[START TASK INPUTS]

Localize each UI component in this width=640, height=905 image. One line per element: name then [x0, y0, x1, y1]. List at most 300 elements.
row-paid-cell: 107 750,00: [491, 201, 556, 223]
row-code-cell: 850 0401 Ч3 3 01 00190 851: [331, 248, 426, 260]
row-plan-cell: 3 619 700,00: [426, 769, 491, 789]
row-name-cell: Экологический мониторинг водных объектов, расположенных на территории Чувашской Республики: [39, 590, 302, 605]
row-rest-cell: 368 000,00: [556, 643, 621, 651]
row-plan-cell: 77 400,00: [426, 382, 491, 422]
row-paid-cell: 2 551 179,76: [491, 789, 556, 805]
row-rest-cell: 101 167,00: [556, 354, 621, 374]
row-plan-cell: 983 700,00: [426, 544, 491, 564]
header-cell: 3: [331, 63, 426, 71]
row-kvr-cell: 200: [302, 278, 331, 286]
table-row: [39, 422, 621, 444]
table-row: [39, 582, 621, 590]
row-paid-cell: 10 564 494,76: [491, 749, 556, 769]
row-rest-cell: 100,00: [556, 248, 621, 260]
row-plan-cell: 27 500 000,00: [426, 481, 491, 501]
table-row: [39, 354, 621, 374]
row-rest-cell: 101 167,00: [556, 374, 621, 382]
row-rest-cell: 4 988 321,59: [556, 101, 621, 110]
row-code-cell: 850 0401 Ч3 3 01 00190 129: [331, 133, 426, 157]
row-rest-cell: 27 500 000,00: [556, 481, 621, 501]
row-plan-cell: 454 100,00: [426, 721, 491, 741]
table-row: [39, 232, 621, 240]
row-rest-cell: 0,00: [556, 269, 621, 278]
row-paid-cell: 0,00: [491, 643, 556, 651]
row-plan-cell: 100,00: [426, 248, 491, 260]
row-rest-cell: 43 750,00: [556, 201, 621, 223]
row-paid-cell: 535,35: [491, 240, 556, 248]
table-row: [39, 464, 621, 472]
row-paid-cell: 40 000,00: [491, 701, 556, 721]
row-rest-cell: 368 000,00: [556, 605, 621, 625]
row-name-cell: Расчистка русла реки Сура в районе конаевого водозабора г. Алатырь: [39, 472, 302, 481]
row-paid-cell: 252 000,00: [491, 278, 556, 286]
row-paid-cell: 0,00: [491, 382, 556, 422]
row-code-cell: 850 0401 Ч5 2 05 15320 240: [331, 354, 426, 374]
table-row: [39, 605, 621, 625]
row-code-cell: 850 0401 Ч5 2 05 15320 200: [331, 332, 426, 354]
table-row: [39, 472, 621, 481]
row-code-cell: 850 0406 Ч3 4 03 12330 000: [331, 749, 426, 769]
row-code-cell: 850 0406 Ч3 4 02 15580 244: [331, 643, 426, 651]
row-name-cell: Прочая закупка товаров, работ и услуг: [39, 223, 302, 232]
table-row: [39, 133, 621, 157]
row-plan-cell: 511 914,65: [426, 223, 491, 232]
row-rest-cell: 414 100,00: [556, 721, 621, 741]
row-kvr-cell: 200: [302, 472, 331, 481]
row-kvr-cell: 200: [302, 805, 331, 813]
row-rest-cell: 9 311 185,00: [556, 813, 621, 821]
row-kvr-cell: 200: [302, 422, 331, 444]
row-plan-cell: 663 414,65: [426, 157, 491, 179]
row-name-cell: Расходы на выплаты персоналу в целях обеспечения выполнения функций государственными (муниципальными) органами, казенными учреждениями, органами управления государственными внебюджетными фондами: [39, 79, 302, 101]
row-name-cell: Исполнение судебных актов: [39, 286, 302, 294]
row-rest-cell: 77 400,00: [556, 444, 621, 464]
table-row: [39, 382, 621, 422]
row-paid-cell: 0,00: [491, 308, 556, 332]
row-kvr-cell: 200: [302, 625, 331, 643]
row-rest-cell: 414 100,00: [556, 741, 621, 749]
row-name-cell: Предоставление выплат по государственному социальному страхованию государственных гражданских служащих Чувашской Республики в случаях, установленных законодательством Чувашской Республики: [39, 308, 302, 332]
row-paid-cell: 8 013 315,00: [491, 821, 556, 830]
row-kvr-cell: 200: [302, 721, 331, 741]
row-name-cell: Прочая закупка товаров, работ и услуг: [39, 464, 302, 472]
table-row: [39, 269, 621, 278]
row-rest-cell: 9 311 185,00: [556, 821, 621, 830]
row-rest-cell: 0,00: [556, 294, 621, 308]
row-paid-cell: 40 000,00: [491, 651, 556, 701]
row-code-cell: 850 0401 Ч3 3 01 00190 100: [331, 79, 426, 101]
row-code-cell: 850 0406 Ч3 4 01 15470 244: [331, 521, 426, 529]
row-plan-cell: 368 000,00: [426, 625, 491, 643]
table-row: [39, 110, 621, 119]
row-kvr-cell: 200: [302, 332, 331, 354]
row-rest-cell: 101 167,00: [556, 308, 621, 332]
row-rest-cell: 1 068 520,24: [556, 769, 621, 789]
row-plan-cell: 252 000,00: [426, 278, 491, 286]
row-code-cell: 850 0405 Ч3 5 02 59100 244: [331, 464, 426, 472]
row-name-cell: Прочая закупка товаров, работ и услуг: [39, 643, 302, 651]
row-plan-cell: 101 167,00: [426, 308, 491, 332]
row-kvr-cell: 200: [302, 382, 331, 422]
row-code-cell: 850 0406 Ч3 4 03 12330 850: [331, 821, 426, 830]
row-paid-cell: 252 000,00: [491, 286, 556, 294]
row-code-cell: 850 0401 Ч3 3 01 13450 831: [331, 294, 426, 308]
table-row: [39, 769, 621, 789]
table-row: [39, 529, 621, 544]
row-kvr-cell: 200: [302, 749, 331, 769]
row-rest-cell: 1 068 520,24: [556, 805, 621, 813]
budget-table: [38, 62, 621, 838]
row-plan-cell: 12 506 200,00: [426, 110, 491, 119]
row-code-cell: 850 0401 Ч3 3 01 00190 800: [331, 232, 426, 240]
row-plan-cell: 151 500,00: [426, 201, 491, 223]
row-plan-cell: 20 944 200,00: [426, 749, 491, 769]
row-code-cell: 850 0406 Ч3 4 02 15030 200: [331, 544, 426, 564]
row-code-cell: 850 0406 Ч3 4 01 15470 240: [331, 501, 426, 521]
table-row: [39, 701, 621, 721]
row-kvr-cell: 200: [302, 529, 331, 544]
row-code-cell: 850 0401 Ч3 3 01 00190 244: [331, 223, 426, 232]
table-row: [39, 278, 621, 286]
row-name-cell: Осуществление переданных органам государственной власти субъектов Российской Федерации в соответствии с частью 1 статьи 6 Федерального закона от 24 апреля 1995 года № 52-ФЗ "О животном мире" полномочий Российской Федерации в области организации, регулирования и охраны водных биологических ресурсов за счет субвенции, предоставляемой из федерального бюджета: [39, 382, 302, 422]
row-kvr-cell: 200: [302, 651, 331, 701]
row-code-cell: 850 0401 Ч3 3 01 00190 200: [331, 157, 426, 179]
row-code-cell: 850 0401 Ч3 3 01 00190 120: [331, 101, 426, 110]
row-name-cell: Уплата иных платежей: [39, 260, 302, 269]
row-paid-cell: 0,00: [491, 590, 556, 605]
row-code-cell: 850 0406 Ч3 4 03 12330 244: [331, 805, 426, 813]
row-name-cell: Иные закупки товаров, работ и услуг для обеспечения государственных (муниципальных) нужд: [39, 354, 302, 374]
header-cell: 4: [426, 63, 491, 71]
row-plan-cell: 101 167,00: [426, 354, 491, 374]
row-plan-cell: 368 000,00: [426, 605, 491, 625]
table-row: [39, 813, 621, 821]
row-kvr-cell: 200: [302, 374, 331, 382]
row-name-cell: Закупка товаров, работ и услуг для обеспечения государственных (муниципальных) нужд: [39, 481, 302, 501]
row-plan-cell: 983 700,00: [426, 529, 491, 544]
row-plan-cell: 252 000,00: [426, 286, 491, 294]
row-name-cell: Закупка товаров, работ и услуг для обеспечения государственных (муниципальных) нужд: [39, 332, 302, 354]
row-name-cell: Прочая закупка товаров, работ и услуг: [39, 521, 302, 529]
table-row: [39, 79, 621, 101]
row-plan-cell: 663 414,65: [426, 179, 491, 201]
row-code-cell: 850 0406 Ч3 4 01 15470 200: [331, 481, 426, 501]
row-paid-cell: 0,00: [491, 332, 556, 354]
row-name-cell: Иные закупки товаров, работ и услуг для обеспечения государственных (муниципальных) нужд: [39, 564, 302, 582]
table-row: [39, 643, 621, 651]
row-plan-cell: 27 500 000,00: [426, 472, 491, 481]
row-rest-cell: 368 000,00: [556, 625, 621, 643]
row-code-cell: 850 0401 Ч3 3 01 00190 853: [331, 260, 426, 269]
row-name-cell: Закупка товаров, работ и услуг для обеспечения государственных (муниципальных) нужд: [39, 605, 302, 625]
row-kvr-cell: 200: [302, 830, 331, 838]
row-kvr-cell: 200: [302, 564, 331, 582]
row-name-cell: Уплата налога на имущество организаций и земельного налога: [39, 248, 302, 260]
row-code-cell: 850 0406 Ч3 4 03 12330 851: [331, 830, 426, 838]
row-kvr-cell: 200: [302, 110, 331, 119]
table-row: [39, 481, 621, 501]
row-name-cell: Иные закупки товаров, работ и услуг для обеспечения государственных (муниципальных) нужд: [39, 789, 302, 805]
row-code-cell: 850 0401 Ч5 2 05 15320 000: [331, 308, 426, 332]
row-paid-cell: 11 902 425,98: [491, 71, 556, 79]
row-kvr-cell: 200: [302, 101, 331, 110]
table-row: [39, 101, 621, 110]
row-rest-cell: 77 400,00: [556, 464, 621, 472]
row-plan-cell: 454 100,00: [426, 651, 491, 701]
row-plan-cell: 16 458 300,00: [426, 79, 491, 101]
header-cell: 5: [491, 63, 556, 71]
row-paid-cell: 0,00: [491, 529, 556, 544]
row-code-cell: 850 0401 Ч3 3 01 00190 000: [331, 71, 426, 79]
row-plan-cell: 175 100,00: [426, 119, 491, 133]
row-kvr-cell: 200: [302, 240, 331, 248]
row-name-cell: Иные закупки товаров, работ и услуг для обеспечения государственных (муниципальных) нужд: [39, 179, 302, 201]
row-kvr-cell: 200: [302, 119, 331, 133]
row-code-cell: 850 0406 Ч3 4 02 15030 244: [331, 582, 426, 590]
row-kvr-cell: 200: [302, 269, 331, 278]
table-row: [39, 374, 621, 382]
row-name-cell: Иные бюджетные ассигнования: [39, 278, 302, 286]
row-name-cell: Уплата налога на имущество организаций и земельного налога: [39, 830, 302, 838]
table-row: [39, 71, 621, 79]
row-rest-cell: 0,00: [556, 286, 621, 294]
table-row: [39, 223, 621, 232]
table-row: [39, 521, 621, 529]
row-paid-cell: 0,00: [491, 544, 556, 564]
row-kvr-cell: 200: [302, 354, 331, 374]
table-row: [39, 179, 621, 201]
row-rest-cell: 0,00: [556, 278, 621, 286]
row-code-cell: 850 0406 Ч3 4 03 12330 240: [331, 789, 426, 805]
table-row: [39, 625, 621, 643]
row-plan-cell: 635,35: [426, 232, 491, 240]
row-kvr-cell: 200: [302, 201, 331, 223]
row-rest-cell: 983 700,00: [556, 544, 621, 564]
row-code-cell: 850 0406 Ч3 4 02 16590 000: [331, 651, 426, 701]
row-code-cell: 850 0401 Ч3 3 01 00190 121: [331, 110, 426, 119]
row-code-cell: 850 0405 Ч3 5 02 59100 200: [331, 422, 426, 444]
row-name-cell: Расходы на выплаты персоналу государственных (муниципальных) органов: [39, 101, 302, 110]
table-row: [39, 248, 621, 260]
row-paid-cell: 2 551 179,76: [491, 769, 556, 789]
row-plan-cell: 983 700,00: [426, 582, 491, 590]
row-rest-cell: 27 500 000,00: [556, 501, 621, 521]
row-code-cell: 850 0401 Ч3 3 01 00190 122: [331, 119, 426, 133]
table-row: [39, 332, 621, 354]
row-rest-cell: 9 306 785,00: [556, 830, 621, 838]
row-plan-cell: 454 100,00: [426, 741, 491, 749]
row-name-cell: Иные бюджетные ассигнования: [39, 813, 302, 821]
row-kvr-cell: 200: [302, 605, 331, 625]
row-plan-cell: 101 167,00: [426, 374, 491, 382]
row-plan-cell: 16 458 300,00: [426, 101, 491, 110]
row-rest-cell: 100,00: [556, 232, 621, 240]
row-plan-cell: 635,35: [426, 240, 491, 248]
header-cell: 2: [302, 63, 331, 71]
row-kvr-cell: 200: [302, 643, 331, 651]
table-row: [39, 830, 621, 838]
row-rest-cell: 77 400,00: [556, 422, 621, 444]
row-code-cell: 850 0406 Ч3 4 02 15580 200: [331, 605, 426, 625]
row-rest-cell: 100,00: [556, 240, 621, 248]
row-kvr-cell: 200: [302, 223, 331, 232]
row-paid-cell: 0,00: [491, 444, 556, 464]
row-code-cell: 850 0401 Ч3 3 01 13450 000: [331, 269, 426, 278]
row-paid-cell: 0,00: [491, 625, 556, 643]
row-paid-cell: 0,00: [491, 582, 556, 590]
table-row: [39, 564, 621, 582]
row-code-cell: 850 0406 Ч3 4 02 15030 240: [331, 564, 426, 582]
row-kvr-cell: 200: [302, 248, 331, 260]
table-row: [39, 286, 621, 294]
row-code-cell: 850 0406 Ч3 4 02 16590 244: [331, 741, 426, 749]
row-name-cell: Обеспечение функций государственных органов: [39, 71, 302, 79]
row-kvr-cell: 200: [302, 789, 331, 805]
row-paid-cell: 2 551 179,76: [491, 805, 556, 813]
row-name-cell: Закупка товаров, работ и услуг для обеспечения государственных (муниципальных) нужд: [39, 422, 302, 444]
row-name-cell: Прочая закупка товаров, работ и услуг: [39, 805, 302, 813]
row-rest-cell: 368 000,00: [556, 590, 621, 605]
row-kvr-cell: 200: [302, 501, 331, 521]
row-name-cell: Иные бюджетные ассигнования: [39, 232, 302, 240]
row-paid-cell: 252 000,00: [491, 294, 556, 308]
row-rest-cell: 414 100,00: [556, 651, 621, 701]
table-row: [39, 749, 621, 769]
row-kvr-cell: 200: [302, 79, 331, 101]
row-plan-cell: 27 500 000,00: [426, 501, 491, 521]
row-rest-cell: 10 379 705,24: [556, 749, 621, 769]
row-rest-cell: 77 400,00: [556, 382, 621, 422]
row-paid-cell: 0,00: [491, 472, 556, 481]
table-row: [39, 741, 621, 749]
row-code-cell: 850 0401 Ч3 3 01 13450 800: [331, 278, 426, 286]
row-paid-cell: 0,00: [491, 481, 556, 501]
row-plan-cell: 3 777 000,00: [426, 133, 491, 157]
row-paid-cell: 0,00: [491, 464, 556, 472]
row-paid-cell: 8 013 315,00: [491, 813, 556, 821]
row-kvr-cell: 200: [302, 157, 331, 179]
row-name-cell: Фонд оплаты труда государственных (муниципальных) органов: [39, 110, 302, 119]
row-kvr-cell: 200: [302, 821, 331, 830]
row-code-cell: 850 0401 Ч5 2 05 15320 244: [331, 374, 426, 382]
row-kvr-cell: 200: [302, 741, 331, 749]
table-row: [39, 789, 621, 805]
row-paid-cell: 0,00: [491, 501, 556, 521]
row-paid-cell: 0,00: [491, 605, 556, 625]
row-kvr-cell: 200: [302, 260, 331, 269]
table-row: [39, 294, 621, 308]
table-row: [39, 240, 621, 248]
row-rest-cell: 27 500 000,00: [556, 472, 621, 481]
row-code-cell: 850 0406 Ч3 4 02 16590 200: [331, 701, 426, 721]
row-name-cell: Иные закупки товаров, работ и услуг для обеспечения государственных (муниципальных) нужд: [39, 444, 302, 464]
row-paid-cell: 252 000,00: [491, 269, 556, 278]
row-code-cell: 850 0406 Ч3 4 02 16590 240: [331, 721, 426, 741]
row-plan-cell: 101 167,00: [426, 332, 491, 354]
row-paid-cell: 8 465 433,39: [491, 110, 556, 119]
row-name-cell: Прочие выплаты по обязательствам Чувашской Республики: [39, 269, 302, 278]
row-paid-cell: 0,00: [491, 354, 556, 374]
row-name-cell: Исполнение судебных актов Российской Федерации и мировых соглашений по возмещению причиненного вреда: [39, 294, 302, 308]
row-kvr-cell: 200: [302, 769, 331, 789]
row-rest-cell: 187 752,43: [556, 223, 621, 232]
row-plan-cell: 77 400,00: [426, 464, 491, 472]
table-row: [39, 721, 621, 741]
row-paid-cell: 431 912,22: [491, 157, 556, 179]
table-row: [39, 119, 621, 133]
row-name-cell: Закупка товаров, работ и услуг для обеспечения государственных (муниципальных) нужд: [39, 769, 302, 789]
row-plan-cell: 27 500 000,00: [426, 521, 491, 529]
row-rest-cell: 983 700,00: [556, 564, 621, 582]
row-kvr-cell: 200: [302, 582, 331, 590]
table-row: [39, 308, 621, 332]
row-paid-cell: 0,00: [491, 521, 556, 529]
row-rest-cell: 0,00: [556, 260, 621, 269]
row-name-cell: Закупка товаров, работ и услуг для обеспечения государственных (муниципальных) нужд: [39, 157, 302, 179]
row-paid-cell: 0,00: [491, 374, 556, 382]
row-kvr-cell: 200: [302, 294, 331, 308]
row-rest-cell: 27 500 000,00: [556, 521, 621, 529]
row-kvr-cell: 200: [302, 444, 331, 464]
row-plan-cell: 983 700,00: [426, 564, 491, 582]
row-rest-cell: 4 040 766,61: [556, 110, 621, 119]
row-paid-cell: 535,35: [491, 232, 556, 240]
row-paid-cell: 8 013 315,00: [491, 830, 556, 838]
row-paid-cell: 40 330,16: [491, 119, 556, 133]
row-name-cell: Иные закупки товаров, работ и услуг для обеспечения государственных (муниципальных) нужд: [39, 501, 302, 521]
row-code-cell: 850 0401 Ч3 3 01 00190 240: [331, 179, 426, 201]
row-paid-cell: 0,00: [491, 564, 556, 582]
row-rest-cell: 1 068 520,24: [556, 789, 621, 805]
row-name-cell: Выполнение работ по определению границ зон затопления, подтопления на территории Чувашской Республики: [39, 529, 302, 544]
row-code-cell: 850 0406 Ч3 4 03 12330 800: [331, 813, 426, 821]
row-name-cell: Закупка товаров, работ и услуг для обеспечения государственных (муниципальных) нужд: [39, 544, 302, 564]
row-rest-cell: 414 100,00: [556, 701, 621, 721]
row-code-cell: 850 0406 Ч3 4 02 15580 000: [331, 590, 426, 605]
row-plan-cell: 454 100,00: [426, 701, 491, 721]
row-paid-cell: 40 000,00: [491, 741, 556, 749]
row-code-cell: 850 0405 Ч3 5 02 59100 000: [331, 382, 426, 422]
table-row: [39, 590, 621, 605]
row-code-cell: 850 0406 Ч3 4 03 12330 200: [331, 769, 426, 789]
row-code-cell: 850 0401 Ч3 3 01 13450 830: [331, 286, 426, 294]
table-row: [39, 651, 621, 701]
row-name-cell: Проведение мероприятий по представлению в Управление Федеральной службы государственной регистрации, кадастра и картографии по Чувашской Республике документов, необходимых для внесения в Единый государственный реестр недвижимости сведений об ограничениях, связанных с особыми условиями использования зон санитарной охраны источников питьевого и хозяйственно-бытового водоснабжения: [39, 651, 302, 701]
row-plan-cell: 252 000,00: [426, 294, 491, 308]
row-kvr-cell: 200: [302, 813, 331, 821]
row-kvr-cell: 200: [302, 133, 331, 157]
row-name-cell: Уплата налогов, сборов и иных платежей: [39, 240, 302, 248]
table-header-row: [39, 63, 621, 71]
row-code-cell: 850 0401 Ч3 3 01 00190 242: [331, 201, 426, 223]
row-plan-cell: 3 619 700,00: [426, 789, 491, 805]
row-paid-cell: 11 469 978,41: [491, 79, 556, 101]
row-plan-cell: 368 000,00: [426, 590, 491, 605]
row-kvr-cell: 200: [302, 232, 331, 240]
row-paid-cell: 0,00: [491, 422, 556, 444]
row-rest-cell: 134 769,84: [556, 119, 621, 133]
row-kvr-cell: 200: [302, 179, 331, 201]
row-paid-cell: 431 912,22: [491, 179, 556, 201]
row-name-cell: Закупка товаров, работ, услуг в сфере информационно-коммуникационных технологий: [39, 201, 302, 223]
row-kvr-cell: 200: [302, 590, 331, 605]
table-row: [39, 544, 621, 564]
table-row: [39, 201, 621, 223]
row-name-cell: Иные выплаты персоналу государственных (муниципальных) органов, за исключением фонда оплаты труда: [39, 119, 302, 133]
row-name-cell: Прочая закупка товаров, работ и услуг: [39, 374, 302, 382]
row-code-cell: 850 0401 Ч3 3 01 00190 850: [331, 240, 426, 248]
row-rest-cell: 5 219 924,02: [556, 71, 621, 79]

[END TASK INPUTS]

* _TO BE DONE_
Format the lines of the records above as a numbered list, from the first line through the line containing "table-row: [39, 464, 621, 472]", both included, and leave out any blank lines.

* _THE RESPONSE_
1. Localize each UI component in this width=640, height=905 image. One line per element: name then [x0, y0, x1, y1]. List at most 300 elements.
2. row-paid-cell: 107 750,00: [491, 201, 556, 223]
3. row-code-cell: 850 0401 Ч3 3 01 00190 851: [331, 248, 426, 260]
4. row-plan-cell: 3 619 700,00: [426, 769, 491, 789]
5. row-name-cell: Экологический мониторинг водных объектов, расположенных на территории Чувашской Республики: [39, 590, 302, 605]
6. row-rest-cell: 368 000,00: [556, 643, 621, 651]
7. row-plan-cell: 77 400,00: [426, 382, 491, 422]
8. row-paid-cell: 2 551 179,76: [491, 789, 556, 805]
9. row-rest-cell: 101 167,00: [556, 354, 621, 374]
10. row-plan-cell: 983 700,00: [426, 544, 491, 564]
11. header-cell: 3: [331, 63, 426, 71]
12. row-kvr-cell: 200: [302, 278, 331, 286]
13. table-row: [39, 422, 621, 444]
14. table-row: [39, 582, 621, 590]
15. row-paid-cell: 10 564 494,76: [491, 749, 556, 769]
16. row-rest-cell: 100,00: [556, 248, 621, 260]
17. row-plan-cell: 27 500 000,00: [426, 481, 491, 501]
18. table-row: [39, 354, 621, 374]
19. row-rest-cell: 101 167,00: [556, 374, 621, 382]
20. row-rest-cell: 4 988 321,59: [556, 101, 621, 110]
21. row-code-cell: 850 0401 Ч3 3 01 00190 129: [331, 133, 426, 157]
22. row-rest-cell: 27 500 000,00: [556, 481, 621, 501]
23. row-plan-cell: 454 100,00: [426, 721, 491, 741]
24. table-row: [39, 232, 621, 240]
25. row-rest-cell: 0,00: [556, 269, 621, 278]
26. row-paid-cell: 0,00: [491, 643, 556, 651]
27. row-plan-cell: 100,00: [426, 248, 491, 260]
28. row-rest-cell: 43 750,00: [556, 201, 621, 223]
29. row-paid-cell: 535,35: [491, 240, 556, 248]
30. table-row: [39, 464, 621, 472]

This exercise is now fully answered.